Data extracted from a collection:
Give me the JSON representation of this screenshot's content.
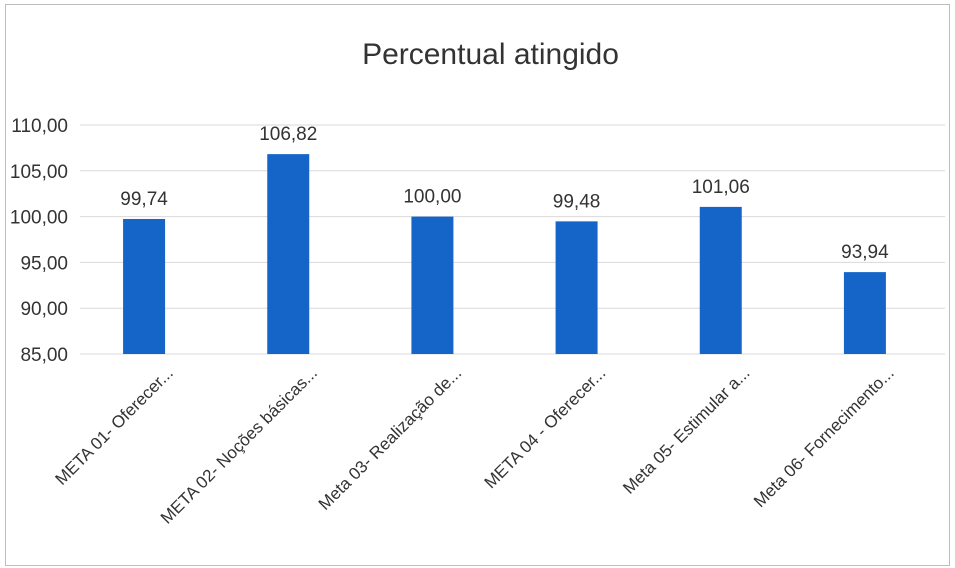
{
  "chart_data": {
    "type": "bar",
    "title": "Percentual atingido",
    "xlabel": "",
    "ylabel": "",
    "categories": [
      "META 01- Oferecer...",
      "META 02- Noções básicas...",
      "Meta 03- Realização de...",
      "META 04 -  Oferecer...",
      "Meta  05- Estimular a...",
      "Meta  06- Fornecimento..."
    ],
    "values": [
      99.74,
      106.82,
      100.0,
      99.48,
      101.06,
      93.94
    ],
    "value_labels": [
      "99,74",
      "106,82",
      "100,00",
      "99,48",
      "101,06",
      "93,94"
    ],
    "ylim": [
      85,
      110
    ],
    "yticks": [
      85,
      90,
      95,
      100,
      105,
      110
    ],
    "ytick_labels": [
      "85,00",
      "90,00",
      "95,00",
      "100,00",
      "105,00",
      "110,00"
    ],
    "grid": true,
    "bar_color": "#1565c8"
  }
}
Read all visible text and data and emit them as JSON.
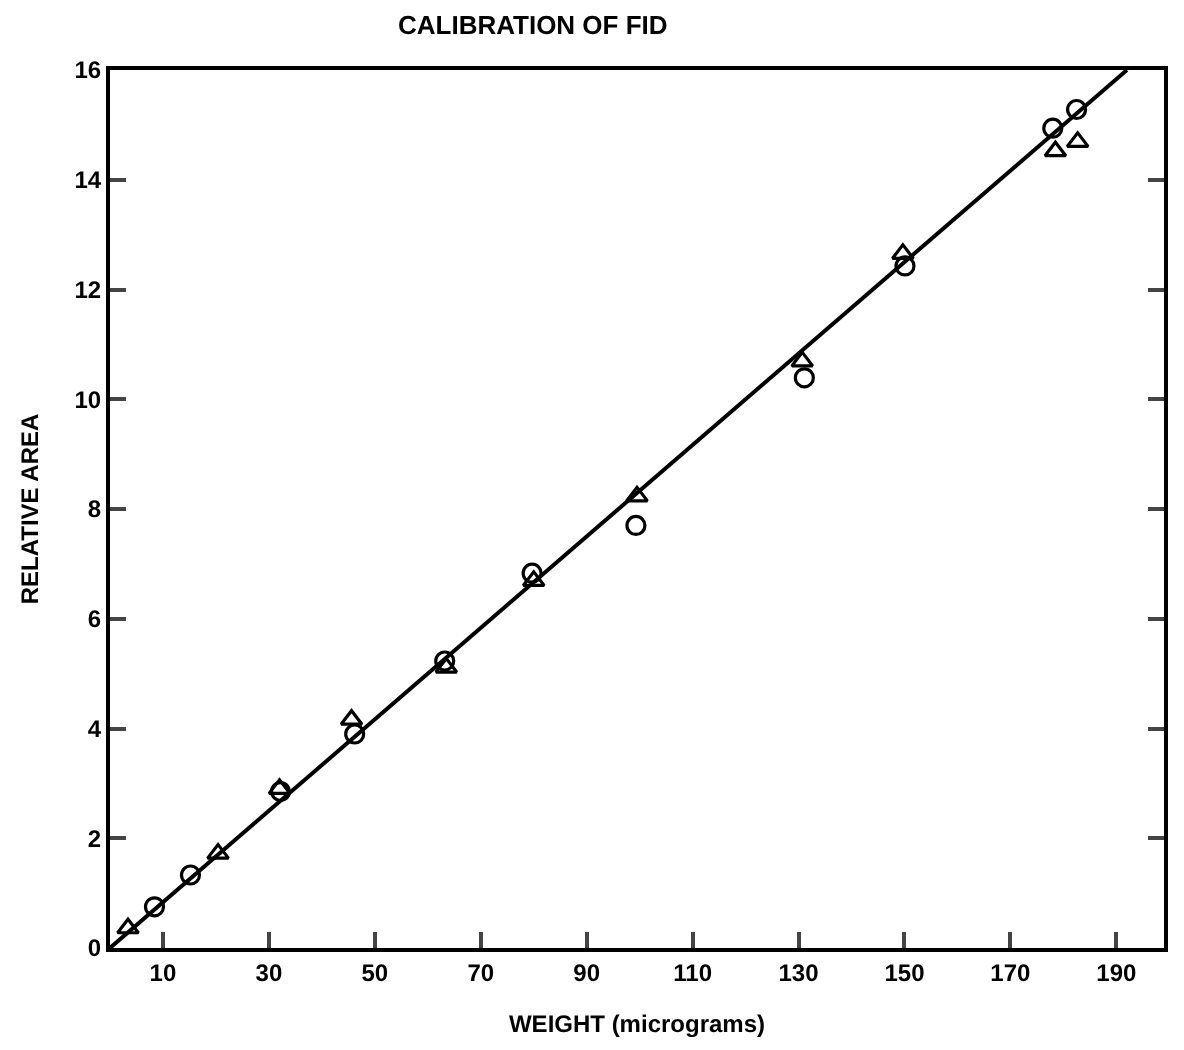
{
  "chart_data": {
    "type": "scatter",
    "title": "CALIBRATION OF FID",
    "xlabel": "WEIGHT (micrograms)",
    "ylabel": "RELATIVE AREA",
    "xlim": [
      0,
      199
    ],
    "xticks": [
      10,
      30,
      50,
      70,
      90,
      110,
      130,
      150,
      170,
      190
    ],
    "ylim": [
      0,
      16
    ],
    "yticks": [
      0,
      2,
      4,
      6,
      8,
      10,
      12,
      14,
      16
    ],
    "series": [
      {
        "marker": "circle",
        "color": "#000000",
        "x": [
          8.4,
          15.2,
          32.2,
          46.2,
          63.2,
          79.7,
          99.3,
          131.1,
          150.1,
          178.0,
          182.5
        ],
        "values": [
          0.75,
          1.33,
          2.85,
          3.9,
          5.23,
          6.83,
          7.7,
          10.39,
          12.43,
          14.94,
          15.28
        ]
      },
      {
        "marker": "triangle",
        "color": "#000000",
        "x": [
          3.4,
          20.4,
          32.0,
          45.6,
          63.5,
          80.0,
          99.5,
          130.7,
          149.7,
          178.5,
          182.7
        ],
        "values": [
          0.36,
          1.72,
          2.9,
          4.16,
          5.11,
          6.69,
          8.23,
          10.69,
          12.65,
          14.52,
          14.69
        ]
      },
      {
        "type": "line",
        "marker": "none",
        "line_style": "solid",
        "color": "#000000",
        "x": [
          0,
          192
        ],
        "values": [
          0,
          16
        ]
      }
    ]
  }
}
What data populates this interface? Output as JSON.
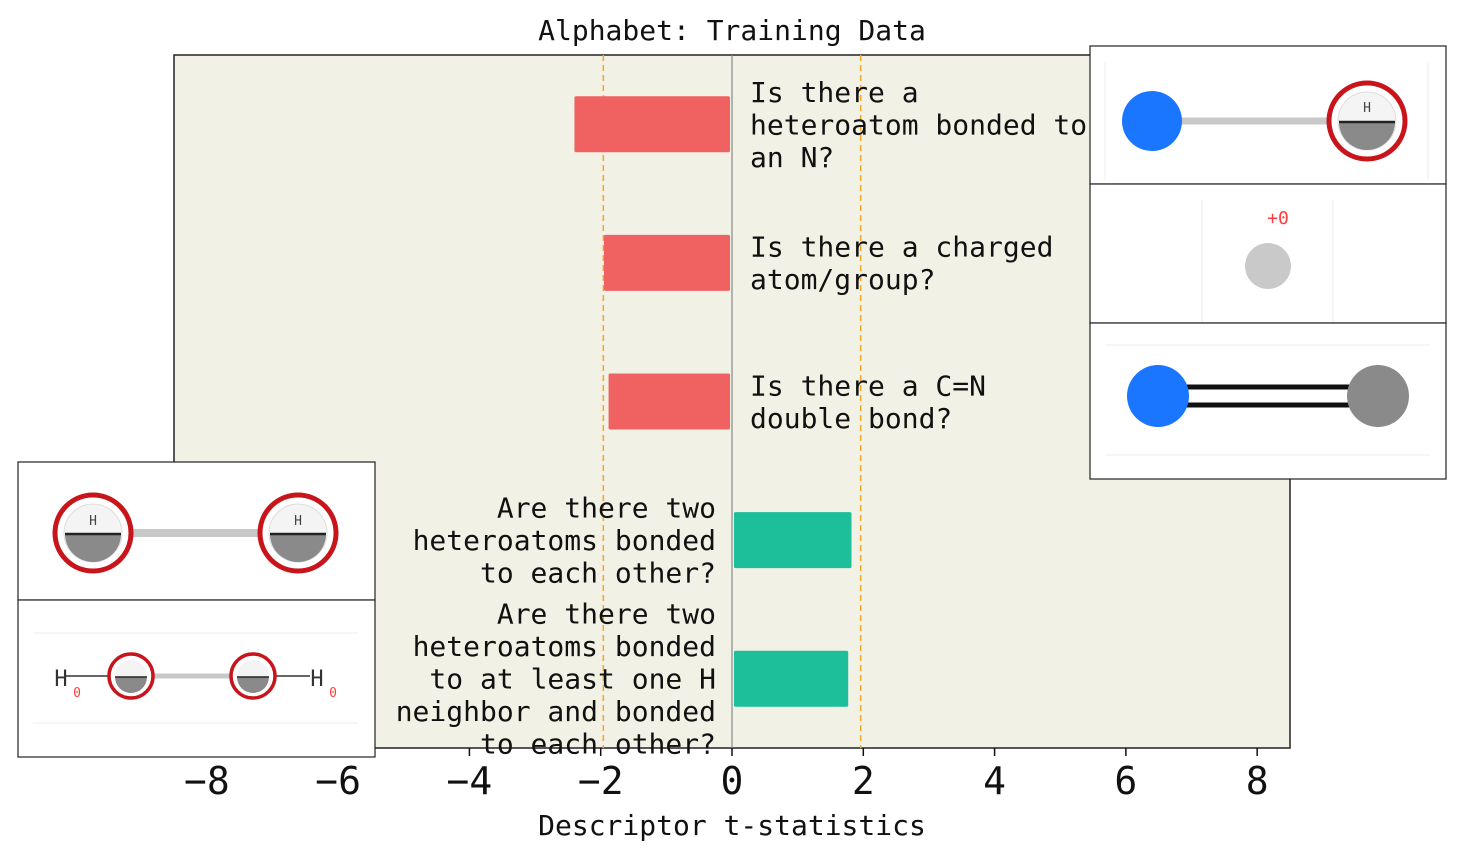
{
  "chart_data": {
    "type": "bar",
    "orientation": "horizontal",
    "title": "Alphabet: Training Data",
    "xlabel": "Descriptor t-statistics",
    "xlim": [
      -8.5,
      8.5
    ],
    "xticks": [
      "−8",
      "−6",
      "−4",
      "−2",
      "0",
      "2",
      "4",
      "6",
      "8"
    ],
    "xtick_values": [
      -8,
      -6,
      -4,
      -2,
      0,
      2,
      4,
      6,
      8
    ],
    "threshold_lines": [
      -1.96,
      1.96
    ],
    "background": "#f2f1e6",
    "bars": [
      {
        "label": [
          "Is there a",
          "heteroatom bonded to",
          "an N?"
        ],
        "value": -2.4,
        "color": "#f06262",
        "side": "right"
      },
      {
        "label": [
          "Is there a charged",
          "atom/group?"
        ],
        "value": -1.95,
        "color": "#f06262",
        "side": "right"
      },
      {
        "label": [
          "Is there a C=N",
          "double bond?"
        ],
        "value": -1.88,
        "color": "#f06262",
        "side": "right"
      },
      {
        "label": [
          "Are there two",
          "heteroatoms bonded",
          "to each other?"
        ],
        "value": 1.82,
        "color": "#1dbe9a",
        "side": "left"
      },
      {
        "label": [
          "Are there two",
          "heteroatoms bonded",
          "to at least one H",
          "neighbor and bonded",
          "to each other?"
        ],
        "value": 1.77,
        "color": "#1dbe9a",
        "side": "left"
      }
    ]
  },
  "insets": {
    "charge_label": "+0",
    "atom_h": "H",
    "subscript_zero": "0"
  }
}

(WRITTEN TASK): Return each line in the records that holds the string "there".

(TASK RESPONSE):
          "Is there a",
          "Is there a charged",
          "Is there a C=N",
          "Are there two",
          "Are there two",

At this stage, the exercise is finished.